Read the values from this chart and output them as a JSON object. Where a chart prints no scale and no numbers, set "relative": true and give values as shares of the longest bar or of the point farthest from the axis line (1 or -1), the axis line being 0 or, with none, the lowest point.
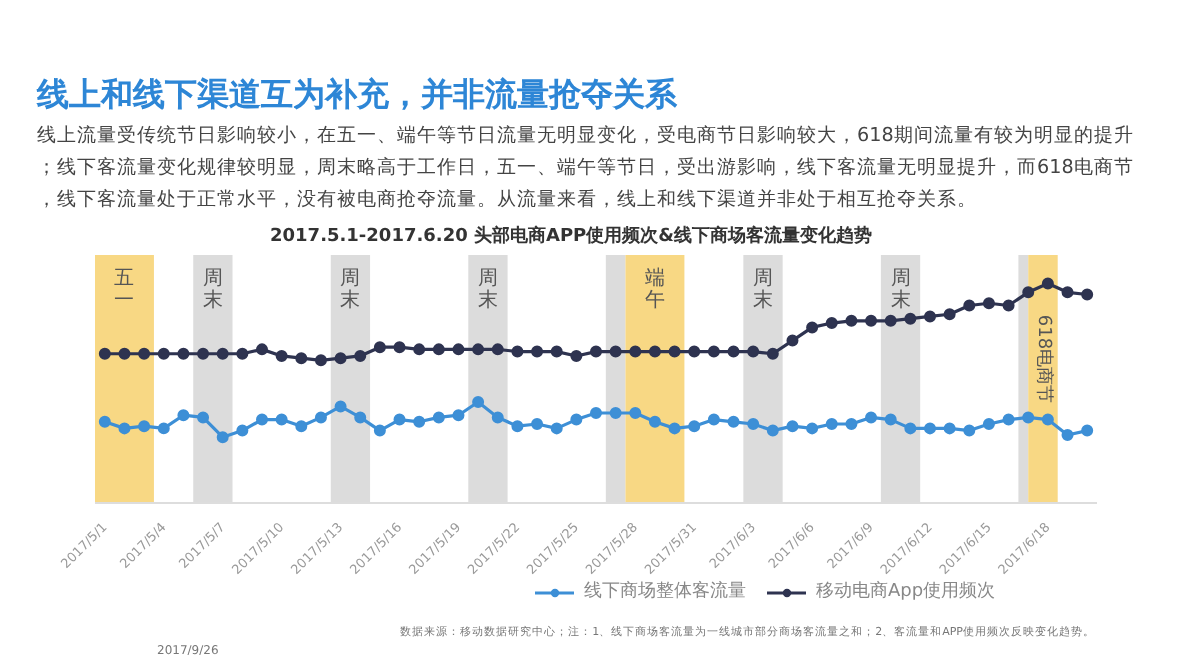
{
  "chart_data": {
    "type": "line",
    "title": "线上和线下渠道互为补充，并非流量抢夺关系",
    "subtitle": "线上流量受传统节日影响较小，在五一、端午等节日流量无明显变化，受电商节日影响较大，618期间流量有较为明显的提升；线下客流量变化规律较明显，周末略高于工作日，五一、端午等节日，受出游影响，线下客流量无明显提升，而618电商节，线下客流量处于正常水平，没有被电商抢夺流量。从流量来看，线上和线下渠道并非处于相互抢夺关系。",
    "annotations": [
      "2017.5.1-2017.6.20 头部电商APP使用频次&线下商场客流量变化趋势",
      "数据来源：移动数据研究中心；注：1、线下商场客流量为一线城市部分商场客流量之和；2、客流量和APP使用频次反映变化趋势。",
      "2017/9/26"
    ],
    "relative": true,
    "marker": "circle",
    "line_style": "solid",
    "grid": false,
    "legend": "bottom",
    "tick_labels": "x",
    "x": [
      "2017-05-01",
      "2017-05-02",
      "2017-05-03",
      "2017-05-04",
      "2017-05-05",
      "2017-05-06",
      "2017-05-07",
      "2017-05-08",
      "2017-05-09",
      "2017-05-10",
      "2017-05-11",
      "2017-05-12",
      "2017-05-13",
      "2017-05-14",
      "2017-05-15",
      "2017-05-16",
      "2017-05-17",
      "2017-05-18",
      "2017-05-19",
      "2017-05-20",
      "2017-05-21",
      "2017-05-22",
      "2017-05-23",
      "2017-05-24",
      "2017-05-25",
      "2017-05-26",
      "2017-05-27",
      "2017-05-28",
      "2017-05-29",
      "2017-05-30",
      "2017-05-31",
      "2017-06-01",
      "2017-06-02",
      "2017-06-03",
      "2017-06-04",
      "2017-06-05",
      "2017-06-06",
      "2017-06-07",
      "2017-06-08",
      "2017-06-09",
      "2017-06-10",
      "2017-06-11",
      "2017-06-12",
      "2017-06-13",
      "2017-06-14",
      "2017-06-15",
      "2017-06-16",
      "2017-06-17",
      "2017-06-18",
      "2017-06-19",
      "2017-06-20"
    ],
    "xlim": [
      "2017-04-30T12:00",
      "2017-06-20T12:00"
    ],
    "xticks": [
      {
        "value": "2017-05-01",
        "label": "2017/5/1"
      },
      {
        "value": "2017-05-04",
        "label": "2017/5/4"
      },
      {
        "value": "2017-05-07",
        "label": "2017/5/7"
      },
      {
        "value": "2017-05-10",
        "label": "2017/5/10"
      },
      {
        "value": "2017-05-13",
        "label": "2017/5/13"
      },
      {
        "value": "2017-05-16",
        "label": "2017/5/16"
      },
      {
        "value": "2017-05-19",
        "label": "2017/5/19"
      },
      {
        "value": "2017-05-22",
        "label": "2017/5/22"
      },
      {
        "value": "2017-05-25",
        "label": "2017/5/25"
      },
      {
        "value": "2017-05-28",
        "label": "2017/5/28"
      },
      {
        "value": "2017-05-31",
        "label": "2017/5/31"
      },
      {
        "value": "2017-06-03",
        "label": "2017/6/3"
      },
      {
        "value": "2017-06-06",
        "label": "2017/6/6"
      },
      {
        "value": "2017-06-09",
        "label": "2017/6/9"
      },
      {
        "value": "2017-06-12",
        "label": "2017/6/12"
      },
      {
        "value": "2017-06-15",
        "label": "2017/6/15"
      },
      {
        "value": "2017-06-18",
        "label": "2017/6/18"
      }
    ],
    "series": [
      {
        "name": "线下商场整体客流量",
        "color": "#3d8fd6",
        "values": [
          0.37,
          0.34,
          0.35,
          0.34,
          0.4,
          0.39,
          0.3,
          0.33,
          0.38,
          0.38,
          0.35,
          0.39,
          0.44,
          0.39,
          0.33,
          0.38,
          0.37,
          0.39,
          0.4,
          0.46,
          0.39,
          0.35,
          0.36,
          0.34,
          0.38,
          0.41,
          0.41,
          0.41,
          0.37,
          0.34,
          0.35,
          0.38,
          0.37,
          0.36,
          0.33,
          0.35,
          0.34,
          0.36,
          0.36,
          0.39,
          0.38,
          0.34,
          0.34,
          0.34,
          0.33,
          0.36,
          0.38,
          0.39,
          0.38,
          0.31,
          0.33
        ]
      },
      {
        "name": "移动电商App使用频次",
        "color": "#2e3350",
        "values": [
          0.68,
          0.68,
          0.68,
          0.68,
          0.68,
          0.68,
          0.68,
          0.68,
          0.7,
          0.67,
          0.66,
          0.65,
          0.66,
          0.67,
          0.71,
          0.71,
          0.7,
          0.7,
          0.7,
          0.7,
          0.7,
          0.69,
          0.69,
          0.69,
          0.67,
          0.69,
          0.69,
          0.69,
          0.69,
          0.69,
          0.69,
          0.69,
          0.69,
          0.69,
          0.68,
          0.74,
          0.8,
          0.82,
          0.83,
          0.83,
          0.83,
          0.84,
          0.85,
          0.86,
          0.9,
          0.91,
          0.9,
          0.96,
          1.0,
          0.96,
          0.95
        ]
      }
    ],
    "bands": [
      {
        "axis": "x",
        "from": "2017-04-30T12:00",
        "to": "2017-05-03T12:00",
        "label": "五一",
        "color": "#f8d884"
      },
      {
        "axis": "x",
        "from": "2017-05-05T12:00",
        "to": "2017-05-07T12:00",
        "label": "周末",
        "color": "#dcdcdc"
      },
      {
        "axis": "x",
        "from": "2017-05-12T12:00",
        "to": "2017-05-14T12:00",
        "label": "周末",
        "color": "#dcdcdc"
      },
      {
        "axis": "x",
        "from": "2017-05-19T12:00",
        "to": "2017-05-21T12:00",
        "label": "周末",
        "color": "#dcdcdc"
      },
      {
        "axis": "x",
        "from": "2017-05-26T12:00",
        "to": "2017-05-27T12:00",
        "color": "#dcdcdc"
      },
      {
        "axis": "x",
        "from": "2017-05-27T12:00",
        "to": "2017-05-30T12:00",
        "label": "端午",
        "color": "#f8d884"
      },
      {
        "axis": "x",
        "from": "2017-06-02T12:00",
        "to": "2017-06-04T12:00",
        "label": "周末",
        "color": "#dcdcdc"
      },
      {
        "axis": "x",
        "from": "2017-06-09T12:00",
        "to": "2017-06-11T12:00",
        "label": "周末",
        "color": "#dcdcdc"
      },
      {
        "axis": "x",
        "from": "2017-06-16T12:00",
        "to": "2017-06-17T00:00",
        "color": "#dcdcdc"
      },
      {
        "axis": "x",
        "from": "2017-06-17T00:00",
        "to": "2017-06-18T12:00",
        "label": "618电商节",
        "color": "#f8d884"
      }
    ]
  }
}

_ _ _ _

GIVEN INSTRUCTION:
In the copy, include all records verbatim but no images.

EXPECTED ANSWER:
Read the values from this chart and output them as a JSON object. Where a chart prints no scale and no numbers, set "relative": true and give values as shares of the longest bar or of the point farthest from the axis line (1 or -1), the axis line being 0 or, with none, the lowest point.
{
  "chart_data": {
    "type": "line",
    "title": "线上和线下渠道互为补充，并非流量抢夺关系",
    "subtitle": "线上流量受传统节日影响较小，在五一、端午等节日流量无明显变化，受电商节日影响较大，618期间流量有较为明显的提升；线下客流量变化规律较明显，周末略高于工作日，五一、端午等节日，受出游影响，线下客流量无明显提升，而618电商节，线下客流量处于正常水平，没有被电商抢夺流量。从流量来看，线上和线下渠道并非处于相互抢夺关系。",
    "annotations": [
      "2017.5.1-2017.6.20 头部电商APP使用频次&线下商场客流量变化趋势",
      "数据来源：移动数据研究中心；注：1、线下商场客流量为一线城市部分商场客流量之和；2、客流量和APP使用频次反映变化趋势。",
      "2017/9/26"
    ],
    "relative": true,
    "marker": "circle",
    "line_style": "solid",
    "grid": false,
    "legend": "bottom",
    "tick_labels": "x",
    "x": [
      "2017-05-01",
      "2017-05-02",
      "2017-05-03",
      "2017-05-04",
      "2017-05-05",
      "2017-05-06",
      "2017-05-07",
      "2017-05-08",
      "2017-05-09",
      "2017-05-10",
      "2017-05-11",
      "2017-05-12",
      "2017-05-13",
      "2017-05-14",
      "2017-05-15",
      "2017-05-16",
      "2017-05-17",
      "2017-05-18",
      "2017-05-19",
      "2017-05-20",
      "2017-05-21",
      "2017-05-22",
      "2017-05-23",
      "2017-05-24",
      "2017-05-25",
      "2017-05-26",
      "2017-05-27",
      "2017-05-28",
      "2017-05-29",
      "2017-05-30",
      "2017-05-31",
      "2017-06-01",
      "2017-06-02",
      "2017-06-03",
      "2017-06-04",
      "2017-06-05",
      "2017-06-06",
      "2017-06-07",
      "2017-06-08",
      "2017-06-09",
      "2017-06-10",
      "2017-06-11",
      "2017-06-12",
      "2017-06-13",
      "2017-06-14",
      "2017-06-15",
      "2017-06-16",
      "2017-06-17",
      "2017-06-18",
      "2017-06-19",
      "2017-06-20"
    ],
    "xlim": [
      "2017-04-30T12:00",
      "2017-06-20T12:00"
    ],
    "xticks": [
      {
        "value": "2017-05-01",
        "label": "2017/5/1"
      },
      {
        "value": "2017-05-04",
        "label": "2017/5/4"
      },
      {
        "value": "2017-05-07",
        "label": "2017/5/7"
      },
      {
        "value": "2017-05-10",
        "label": "2017/5/10"
      },
      {
        "value": "2017-05-13",
        "label": "2017/5/13"
      },
      {
        "value": "2017-05-16",
        "label": "2017/5/16"
      },
      {
        "value": "2017-05-19",
        "label": "2017/5/19"
      },
      {
        "value": "2017-05-22",
        "label": "2017/5/22"
      },
      {
        "value": "2017-05-25",
        "label": "2017/5/25"
      },
      {
        "value": "2017-05-28",
        "label": "2017/5/28"
      },
      {
        "value": "2017-05-31",
        "label": "2017/5/31"
      },
      {
        "value": "2017-06-03",
        "label": "2017/6/3"
      },
      {
        "value": "2017-06-06",
        "label": "2017/6/6"
      },
      {
        "value": "2017-06-09",
        "label": "2017/6/9"
      },
      {
        "value": "2017-06-12",
        "label": "2017/6/12"
      },
      {
        "value": "2017-06-15",
        "label": "2017/6/15"
      },
      {
        "value": "2017-06-18",
        "label": "2017/6/18"
      }
    ],
    "series": [
      {
        "name": "线下商场整体客流量",
        "color": "#3d8fd6",
        "values": [
          0.37,
          0.34,
          0.35,
          0.34,
          0.4,
          0.39,
          0.3,
          0.33,
          0.38,
          0.38,
          0.35,
          0.39,
          0.44,
          0.39,
          0.33,
          0.38,
          0.37,
          0.39,
          0.4,
          0.46,
          0.39,
          0.35,
          0.36,
          0.34,
          0.38,
          0.41,
          0.41,
          0.41,
          0.37,
          0.34,
          0.35,
          0.38,
          0.37,
          0.36,
          0.33,
          0.35,
          0.34,
          0.36,
          0.36,
          0.39,
          0.38,
          0.34,
          0.34,
          0.34,
          0.33,
          0.36,
          0.38,
          0.39,
          0.38,
          0.31,
          0.33
        ]
      },
      {
        "name": "移动电商App使用频次",
        "color": "#2e3350",
        "values": [
          0.68,
          0.68,
          0.68,
          0.68,
          0.68,
          0.68,
          0.68,
          0.68,
          0.7,
          0.67,
          0.66,
          0.65,
          0.66,
          0.67,
          0.71,
          0.71,
          0.7,
          0.7,
          0.7,
          0.7,
          0.7,
          0.69,
          0.69,
          0.69,
          0.67,
          0.69,
          0.69,
          0.69,
          0.69,
          0.69,
          0.69,
          0.69,
          0.69,
          0.69,
          0.68,
          0.74,
          0.8,
          0.82,
          0.83,
          0.83,
          0.83,
          0.84,
          0.85,
          0.86,
          0.9,
          0.91,
          0.9,
          0.96,
          1.0,
          0.96,
          0.95
        ]
      }
    ],
    "bands": [
      {
        "axis": "x",
        "from": "2017-04-30T12:00",
        "to": "2017-05-03T12:00",
        "label": "五一",
        "color": "#f8d884"
      },
      {
        "axis": "x",
        "from": "2017-05-05T12:00",
        "to": "2017-05-07T12:00",
        "label": "周末",
        "color": "#dcdcdc"
      },
      {
        "axis": "x",
        "from": "2017-05-12T12:00",
        "to": "2017-05-14T12:00",
        "label": "周末",
        "color": "#dcdcdc"
      },
      {
        "axis": "x",
        "from": "2017-05-19T12:00",
        "to": "2017-05-21T12:00",
        "label": "周末",
        "color": "#dcdcdc"
      },
      {
        "axis": "x",
        "from": "2017-05-26T12:00",
        "to": "2017-05-27T12:00",
        "color": "#dcdcdc"
      },
      {
        "axis": "x",
        "from": "2017-05-27T12:00",
        "to": "2017-05-30T12:00",
        "label": "端午",
        "color": "#f8d884"
      },
      {
        "axis": "x",
        "from": "2017-06-02T12:00",
        "to": "2017-06-04T12:00",
        "label": "周末",
        "color": "#dcdcdc"
      },
      {
        "axis": "x",
        "from": "2017-06-09T12:00",
        "to": "2017-06-11T12:00",
        "label": "周末",
        "color": "#dcdcdc"
      },
      {
        "axis": "x",
        "from": "2017-06-16T12:00",
        "to": "2017-06-17T00:00",
        "color": "#dcdcdc"
      },
      {
        "axis": "x",
        "from": "2017-06-17T00:00",
        "to": "2017-06-18T12:00",
        "label": "618电商节",
        "color": "#f8d884"
      }
    ]
  }
}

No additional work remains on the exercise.